Short task: Filter the records below for the word "interchanging". Copy each line that holds it.

Information supplied:
• • •
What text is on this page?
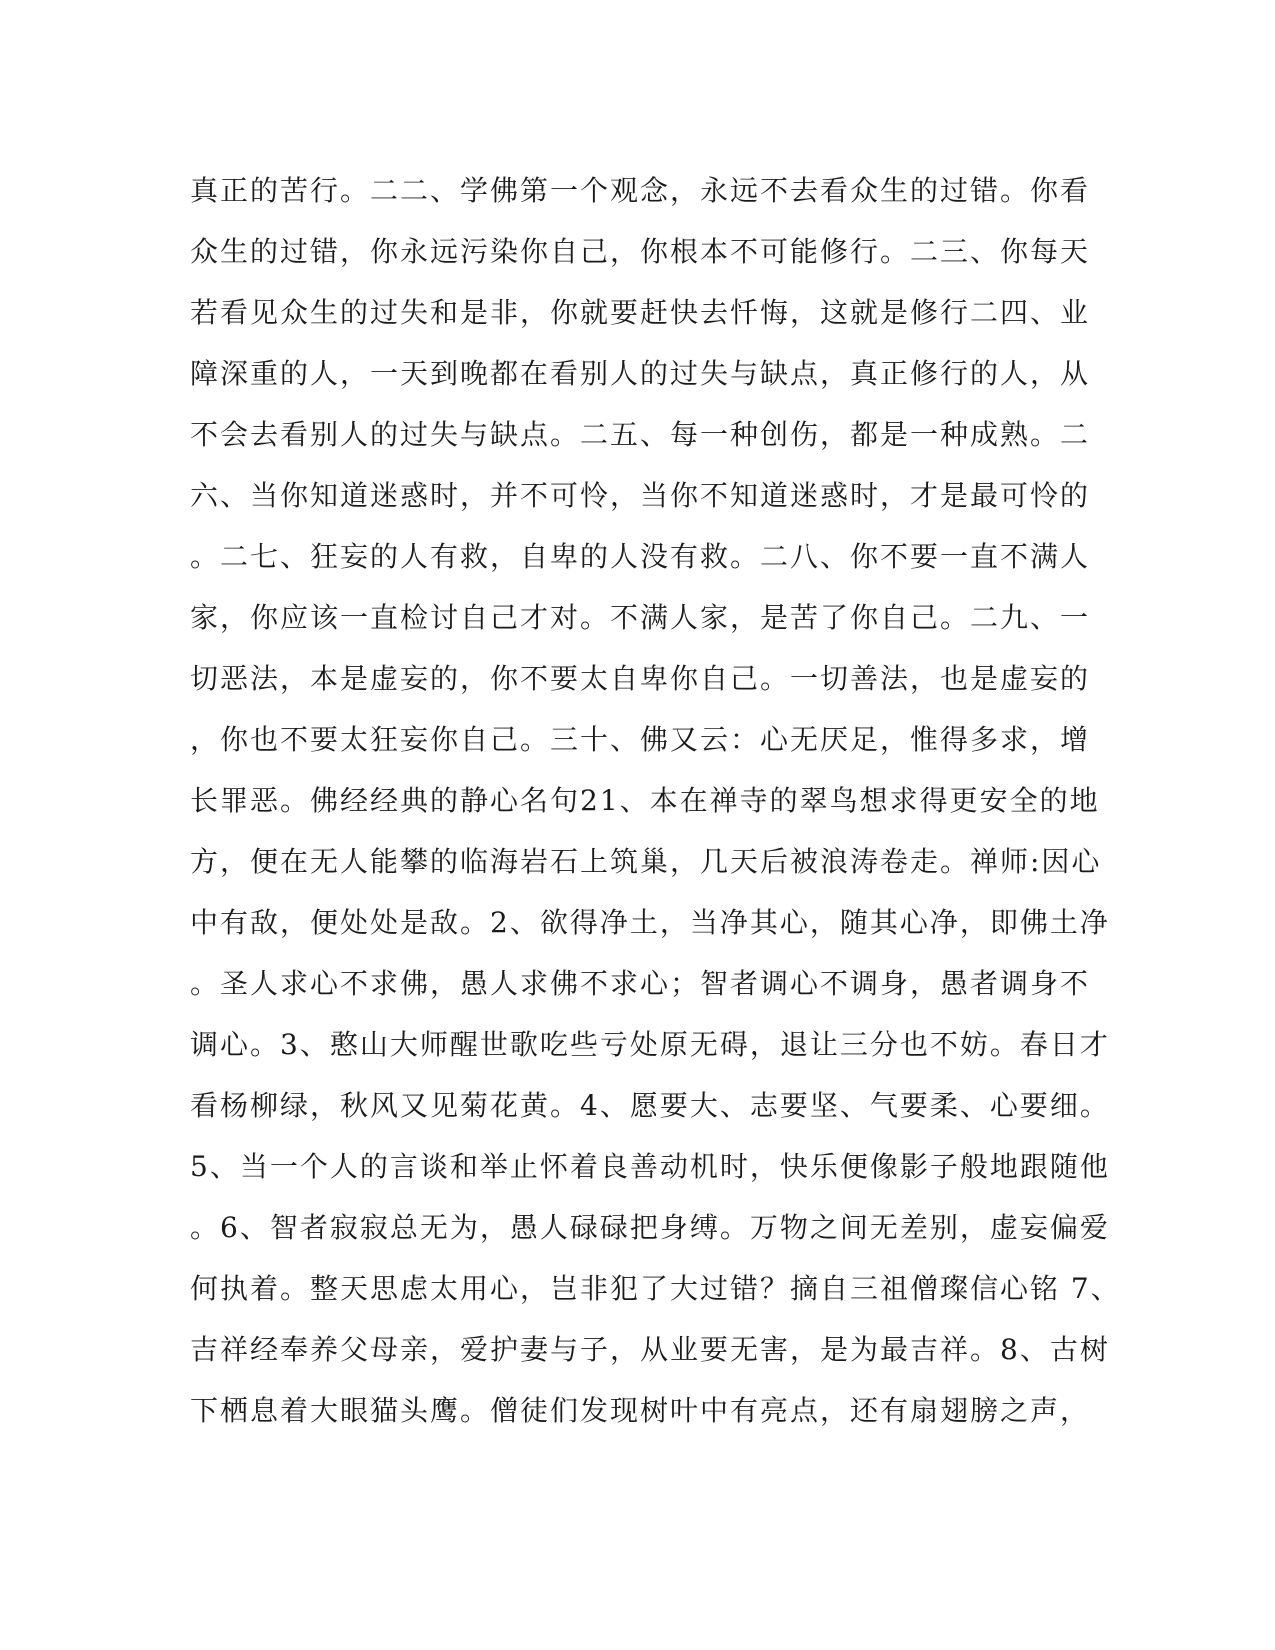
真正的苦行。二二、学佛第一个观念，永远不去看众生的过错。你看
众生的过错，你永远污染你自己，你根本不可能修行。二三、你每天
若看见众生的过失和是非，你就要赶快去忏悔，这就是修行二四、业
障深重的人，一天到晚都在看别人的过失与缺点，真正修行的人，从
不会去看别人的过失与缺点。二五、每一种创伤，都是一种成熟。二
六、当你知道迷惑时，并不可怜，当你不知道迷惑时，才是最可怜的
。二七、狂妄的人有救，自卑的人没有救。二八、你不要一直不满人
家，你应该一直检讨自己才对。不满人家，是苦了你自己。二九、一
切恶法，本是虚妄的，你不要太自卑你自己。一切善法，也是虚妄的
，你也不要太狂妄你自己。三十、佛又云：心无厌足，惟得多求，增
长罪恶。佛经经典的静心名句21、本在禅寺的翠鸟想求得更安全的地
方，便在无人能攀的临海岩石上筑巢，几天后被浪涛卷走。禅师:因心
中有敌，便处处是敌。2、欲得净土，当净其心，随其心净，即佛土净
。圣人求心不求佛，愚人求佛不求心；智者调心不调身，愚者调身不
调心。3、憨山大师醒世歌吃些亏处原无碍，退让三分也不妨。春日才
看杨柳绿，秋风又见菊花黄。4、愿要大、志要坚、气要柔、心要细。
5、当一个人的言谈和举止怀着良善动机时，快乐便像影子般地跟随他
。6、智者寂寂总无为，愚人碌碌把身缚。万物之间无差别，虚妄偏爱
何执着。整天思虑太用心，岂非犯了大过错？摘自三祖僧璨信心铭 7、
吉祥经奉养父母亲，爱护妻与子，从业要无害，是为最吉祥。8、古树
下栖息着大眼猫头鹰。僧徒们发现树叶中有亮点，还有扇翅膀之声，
• • •
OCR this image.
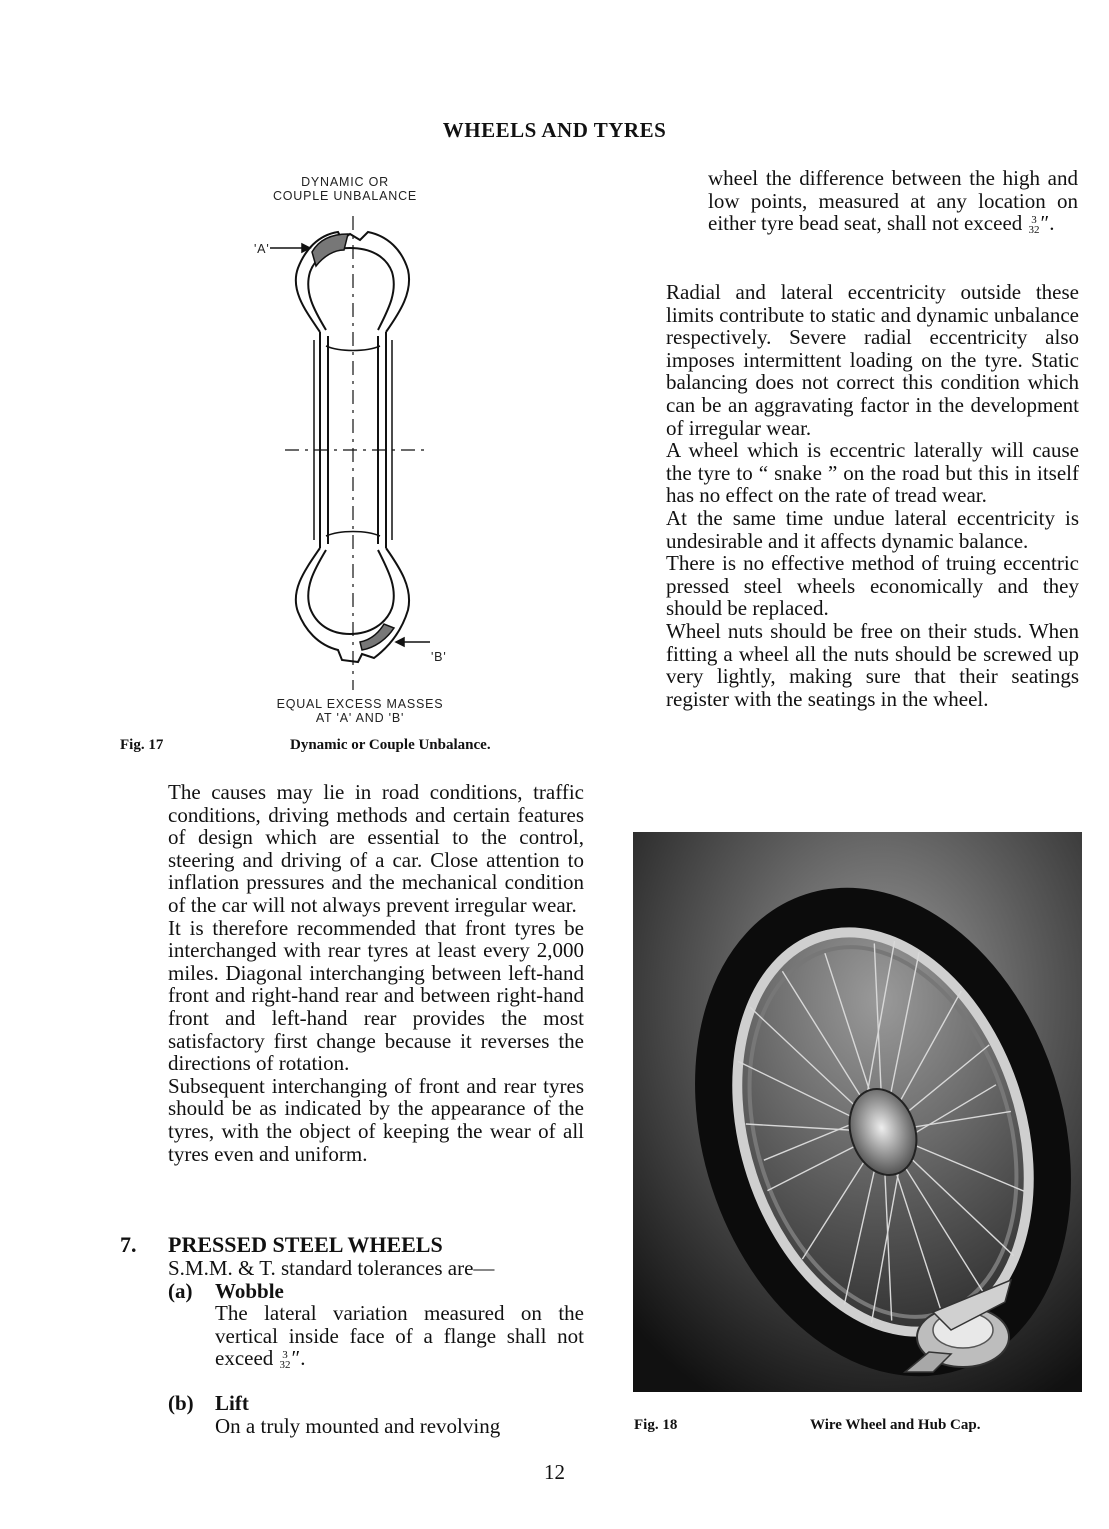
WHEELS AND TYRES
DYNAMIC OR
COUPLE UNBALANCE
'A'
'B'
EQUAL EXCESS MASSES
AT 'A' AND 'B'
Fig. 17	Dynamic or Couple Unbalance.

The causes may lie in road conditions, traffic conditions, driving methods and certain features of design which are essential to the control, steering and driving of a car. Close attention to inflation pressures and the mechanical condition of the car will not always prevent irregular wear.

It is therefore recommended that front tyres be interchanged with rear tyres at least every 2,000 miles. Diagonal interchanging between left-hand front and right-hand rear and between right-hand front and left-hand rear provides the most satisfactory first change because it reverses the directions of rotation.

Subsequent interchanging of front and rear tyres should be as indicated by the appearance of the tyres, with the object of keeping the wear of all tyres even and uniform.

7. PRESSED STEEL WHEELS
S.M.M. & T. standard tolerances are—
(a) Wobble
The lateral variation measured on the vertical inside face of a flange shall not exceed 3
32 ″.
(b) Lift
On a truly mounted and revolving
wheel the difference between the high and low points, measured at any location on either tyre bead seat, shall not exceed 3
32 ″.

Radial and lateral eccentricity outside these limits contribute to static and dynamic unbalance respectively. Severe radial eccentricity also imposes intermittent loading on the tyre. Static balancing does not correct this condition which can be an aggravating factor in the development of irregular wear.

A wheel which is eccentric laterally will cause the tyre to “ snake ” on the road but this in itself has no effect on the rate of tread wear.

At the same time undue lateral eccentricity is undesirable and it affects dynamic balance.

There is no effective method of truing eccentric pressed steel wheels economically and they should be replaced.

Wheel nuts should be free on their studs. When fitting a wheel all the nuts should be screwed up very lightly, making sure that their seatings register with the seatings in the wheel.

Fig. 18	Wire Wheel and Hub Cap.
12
• • •
Full solution:
It is therefore recommended that front tyres be interchanged with rear tyres at least every 2,000 miles. Diagonal interchanging between left-hand front and right-hand rear and between right-hand front and left-hand rear provides the most satisfactory first change because it reverses the directions of rotation.
Subsequent interchanging of front and rear tyres should be as indicated by the appearance of the tyres, with the object of keeping the wear of all tyres even and uniform.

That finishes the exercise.